** start LISTED RECORDS **
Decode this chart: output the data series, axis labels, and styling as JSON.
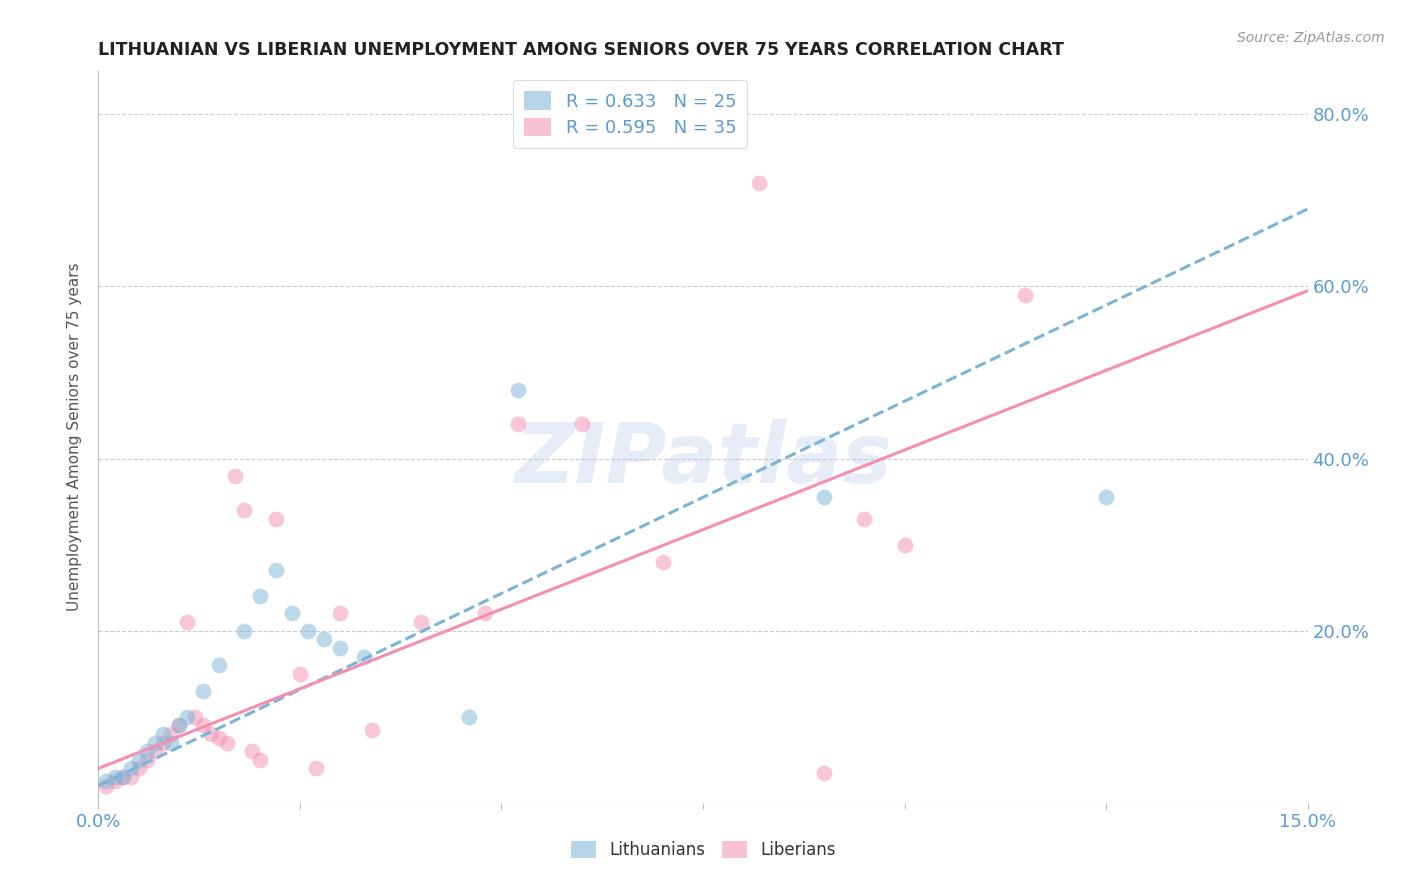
{
  "title": "LITHUANIAN VS LIBERIAN UNEMPLOYMENT AMONG SENIORS OVER 75 YEARS CORRELATION CHART",
  "source": "Source: ZipAtlas.com",
  "ylabel": "Unemployment Among Seniors over 75 years",
  "xlim": [
    0.0,
    0.15
  ],
  "ylim": [
    0.0,
    0.85
  ],
  "xtick_positions": [
    0.0,
    0.025,
    0.05,
    0.075,
    0.1,
    0.125,
    0.15
  ],
  "xtick_labels": [
    "0.0%",
    "",
    "",
    "",
    "",
    "",
    "15.0%"
  ],
  "ytick_positions": [
    0.0,
    0.2,
    0.4,
    0.6,
    0.8
  ],
  "ytick_labels": [
    "",
    "20.0%",
    "40.0%",
    "60.0%",
    "80.0%"
  ],
  "watermark": "ZIPatlas",
  "legend_r_blue": "R = 0.633",
  "legend_n_blue": "N = 25",
  "legend_r_pink": "R = 0.595",
  "legend_n_pink": "N = 35",
  "blue_color": "#7ab4d8",
  "pink_color": "#f48fb1",
  "axis_label_color": "#5b9bd5",
  "grid_color": "#cccccc",
  "blue_scatter": [
    [
      0.001,
      0.025
    ],
    [
      0.002,
      0.03
    ],
    [
      0.003,
      0.03
    ],
    [
      0.004,
      0.04
    ],
    [
      0.005,
      0.05
    ],
    [
      0.006,
      0.06
    ],
    [
      0.007,
      0.07
    ],
    [
      0.008,
      0.08
    ],
    [
      0.009,
      0.07
    ],
    [
      0.01,
      0.09
    ],
    [
      0.011,
      0.1
    ],
    [
      0.013,
      0.13
    ],
    [
      0.015,
      0.16
    ],
    [
      0.018,
      0.2
    ],
    [
      0.02,
      0.24
    ],
    [
      0.022,
      0.27
    ],
    [
      0.024,
      0.22
    ],
    [
      0.026,
      0.2
    ],
    [
      0.028,
      0.19
    ],
    [
      0.03,
      0.18
    ],
    [
      0.033,
      0.17
    ],
    [
      0.046,
      0.1
    ],
    [
      0.052,
      0.48
    ],
    [
      0.09,
      0.355
    ],
    [
      0.125,
      0.355
    ]
  ],
  "pink_scatter": [
    [
      0.001,
      0.02
    ],
    [
      0.002,
      0.025
    ],
    [
      0.003,
      0.03
    ],
    [
      0.004,
      0.03
    ],
    [
      0.005,
      0.04
    ],
    [
      0.006,
      0.05
    ],
    [
      0.007,
      0.06
    ],
    [
      0.008,
      0.07
    ],
    [
      0.009,
      0.08
    ],
    [
      0.01,
      0.09
    ],
    [
      0.011,
      0.21
    ],
    [
      0.012,
      0.1
    ],
    [
      0.013,
      0.09
    ],
    [
      0.014,
      0.08
    ],
    [
      0.015,
      0.075
    ],
    [
      0.016,
      0.07
    ],
    [
      0.017,
      0.38
    ],
    [
      0.018,
      0.34
    ],
    [
      0.019,
      0.06
    ],
    [
      0.02,
      0.05
    ],
    [
      0.022,
      0.33
    ],
    [
      0.025,
      0.15
    ],
    [
      0.027,
      0.04
    ],
    [
      0.03,
      0.22
    ],
    [
      0.034,
      0.085
    ],
    [
      0.04,
      0.21
    ],
    [
      0.048,
      0.22
    ],
    [
      0.052,
      0.44
    ],
    [
      0.06,
      0.44
    ],
    [
      0.07,
      0.28
    ],
    [
      0.082,
      0.72
    ],
    [
      0.09,
      0.035
    ],
    [
      0.095,
      0.33
    ],
    [
      0.1,
      0.3
    ],
    [
      0.115,
      0.59
    ]
  ],
  "blue_line_x": [
    0.0,
    0.15
  ],
  "blue_line_y": [
    0.02,
    0.69
  ],
  "pink_line_x": [
    0.0,
    0.15
  ],
  "pink_line_y": [
    0.04,
    0.595
  ]
}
** end LISTED RECORDS **
> PROBLEM TO WORK ON
Reproduce the data above in full, exactly as it is, with the pictures left out.

> FINISHED EXERCISE
Decode this chart: output the data series, axis labels, and styling as JSON.
{
  "title": "LITHUANIAN VS LIBERIAN UNEMPLOYMENT AMONG SENIORS OVER 75 YEARS CORRELATION CHART",
  "source": "Source: ZipAtlas.com",
  "ylabel": "Unemployment Among Seniors over 75 years",
  "xlim": [
    0.0,
    0.15
  ],
  "ylim": [
    0.0,
    0.85
  ],
  "xtick_positions": [
    0.0,
    0.025,
    0.05,
    0.075,
    0.1,
    0.125,
    0.15
  ],
  "xtick_labels": [
    "0.0%",
    "",
    "",
    "",
    "",
    "",
    "15.0%"
  ],
  "ytick_positions": [
    0.0,
    0.2,
    0.4,
    0.6,
    0.8
  ],
  "ytick_labels": [
    "",
    "20.0%",
    "40.0%",
    "60.0%",
    "80.0%"
  ],
  "watermark": "ZIPatlas",
  "legend_r_blue": "R = 0.633",
  "legend_n_blue": "N = 25",
  "legend_r_pink": "R = 0.595",
  "legend_n_pink": "N = 35",
  "blue_color": "#7ab4d8",
  "pink_color": "#f48fb1",
  "axis_label_color": "#5b9bd5",
  "grid_color": "#cccccc",
  "blue_scatter": [
    [
      0.001,
      0.025
    ],
    [
      0.002,
      0.03
    ],
    [
      0.003,
      0.03
    ],
    [
      0.004,
      0.04
    ],
    [
      0.005,
      0.05
    ],
    [
      0.006,
      0.06
    ],
    [
      0.007,
      0.07
    ],
    [
      0.008,
      0.08
    ],
    [
      0.009,
      0.07
    ],
    [
      0.01,
      0.09
    ],
    [
      0.011,
      0.1
    ],
    [
      0.013,
      0.13
    ],
    [
      0.015,
      0.16
    ],
    [
      0.018,
      0.2
    ],
    [
      0.02,
      0.24
    ],
    [
      0.022,
      0.27
    ],
    [
      0.024,
      0.22
    ],
    [
      0.026,
      0.2
    ],
    [
      0.028,
      0.19
    ],
    [
      0.03,
      0.18
    ],
    [
      0.033,
      0.17
    ],
    [
      0.046,
      0.1
    ],
    [
      0.052,
      0.48
    ],
    [
      0.09,
      0.355
    ],
    [
      0.125,
      0.355
    ]
  ],
  "pink_scatter": [
    [
      0.001,
      0.02
    ],
    [
      0.002,
      0.025
    ],
    [
      0.003,
      0.03
    ],
    [
      0.004,
      0.03
    ],
    [
      0.005,
      0.04
    ],
    [
      0.006,
      0.05
    ],
    [
      0.007,
      0.06
    ],
    [
      0.008,
      0.07
    ],
    [
      0.009,
      0.08
    ],
    [
      0.01,
      0.09
    ],
    [
      0.011,
      0.21
    ],
    [
      0.012,
      0.1
    ],
    [
      0.013,
      0.09
    ],
    [
      0.014,
      0.08
    ],
    [
      0.015,
      0.075
    ],
    [
      0.016,
      0.07
    ],
    [
      0.017,
      0.38
    ],
    [
      0.018,
      0.34
    ],
    [
      0.019,
      0.06
    ],
    [
      0.02,
      0.05
    ],
    [
      0.022,
      0.33
    ],
    [
      0.025,
      0.15
    ],
    [
      0.027,
      0.04
    ],
    [
      0.03,
      0.22
    ],
    [
      0.034,
      0.085
    ],
    [
      0.04,
      0.21
    ],
    [
      0.048,
      0.22
    ],
    [
      0.052,
      0.44
    ],
    [
      0.06,
      0.44
    ],
    [
      0.07,
      0.28
    ],
    [
      0.082,
      0.72
    ],
    [
      0.09,
      0.035
    ],
    [
      0.095,
      0.33
    ],
    [
      0.1,
      0.3
    ],
    [
      0.115,
      0.59
    ]
  ],
  "blue_line_x": [
    0.0,
    0.15
  ],
  "blue_line_y": [
    0.02,
    0.69
  ],
  "pink_line_x": [
    0.0,
    0.15
  ],
  "pink_line_y": [
    0.04,
    0.595
  ]
}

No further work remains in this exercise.